*Given task*
Gather every line in the records below that contains the word "days".

··· Items ···

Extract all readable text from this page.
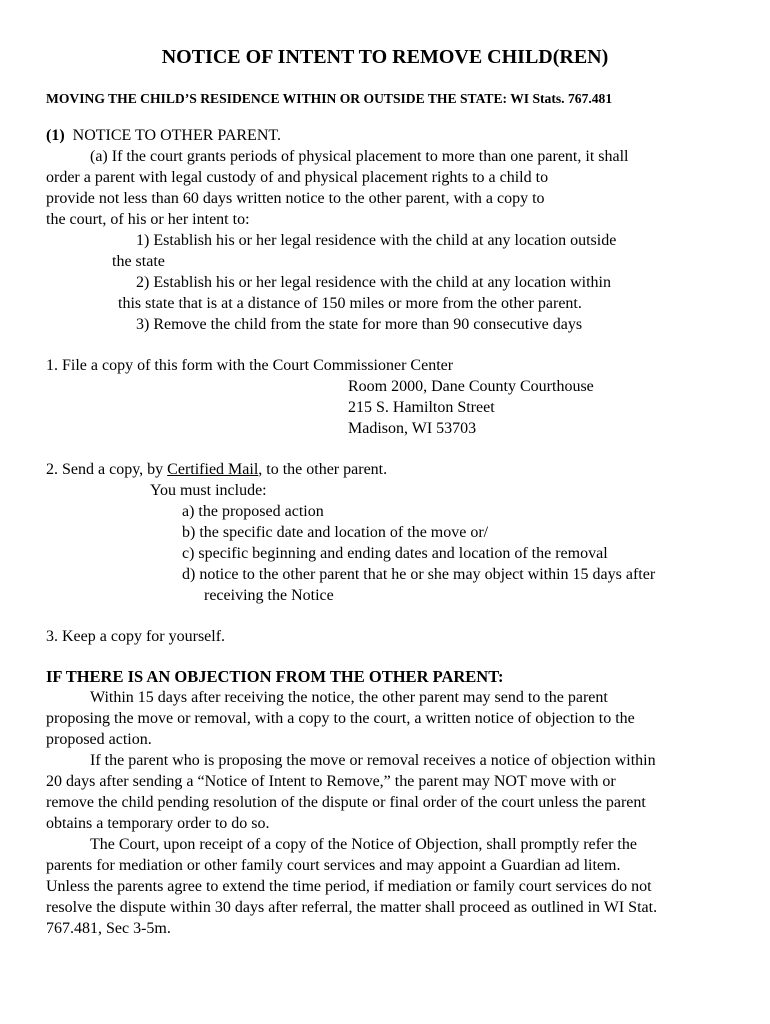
NOTICE OF INTENT TO REMOVE CHILD(REN)
MOVING THE CHILD’S RESIDENCE WITHIN OR OUTSIDE THE STATE: WI Stats. 767.481
(1) NOTICE TO OTHER PARENT.
(a) If the court grants periods of physical placement to more than one parent, it shall
order a parent with legal custody of and physical placement rights to a child to
provide not less than 60 days written notice to the other parent, with a copy to
the court, of his or her intent to:
1) Establish his or her legal residence with the child at any location outside
the state
2) Establish his or her legal residence with the child at any location within
this state that is at a distance of 150 miles or more from the other parent.
3) Remove the child from the state for more than 90 consecutive days
1. File a copy of this form with the Court Commissioner Center
Room 2000, Dane County Courthouse
215 S. Hamilton Street
Madison, WI 53703
2. Send a copy, by Certified Mail, to the other parent.
You must include:
a) the proposed action
b) the specific date and location of the move or/
c) specific beginning and ending dates and location of the removal
d) notice to the other parent that he or she may object within 15 days after
receiving the Notice
3. Keep a copy for yourself.
IF THERE IS AN OBJECTION FROM THE OTHER PARENT:
Within 15 days after receiving the notice, the other parent may send to the parent
proposing the move or removal, with a copy to the court, a written notice of objection to the
proposed action.
If the parent who is proposing the move or removal receives a notice of objection within
20 days after sending a “Notice of Intent to Remove,” the parent may NOT move with or
remove the child pending resolution of the dispute or final order of the court unless the parent
obtains a temporary order to do so.
The Court, upon receipt of a copy of the Notice of Objection, shall promptly refer the
parents for mediation or other family court services and may appoint a Guardian ad litem.
Unless the parents agree to extend the time period, if mediation or family court services do not
resolve the dispute within 30 days after referral, the matter shall proceed as outlined in WI Stat.
767.481, Sec 3-5m.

···

*Exercise response*
provide not less than 60 days written notice to the other parent, with a copy to
3) Remove the child from the state for more than 90 consecutive days
d) notice to the other parent that he or she may object within 15 days after
Within 15 days after receiving the notice, the other parent may send to the parent
20 days after sending a “Notice of Intent to Remove,” the parent may NOT move with or
resolve the dispute within 30 days after referral, the matter shall proceed as outlined in WI Stat.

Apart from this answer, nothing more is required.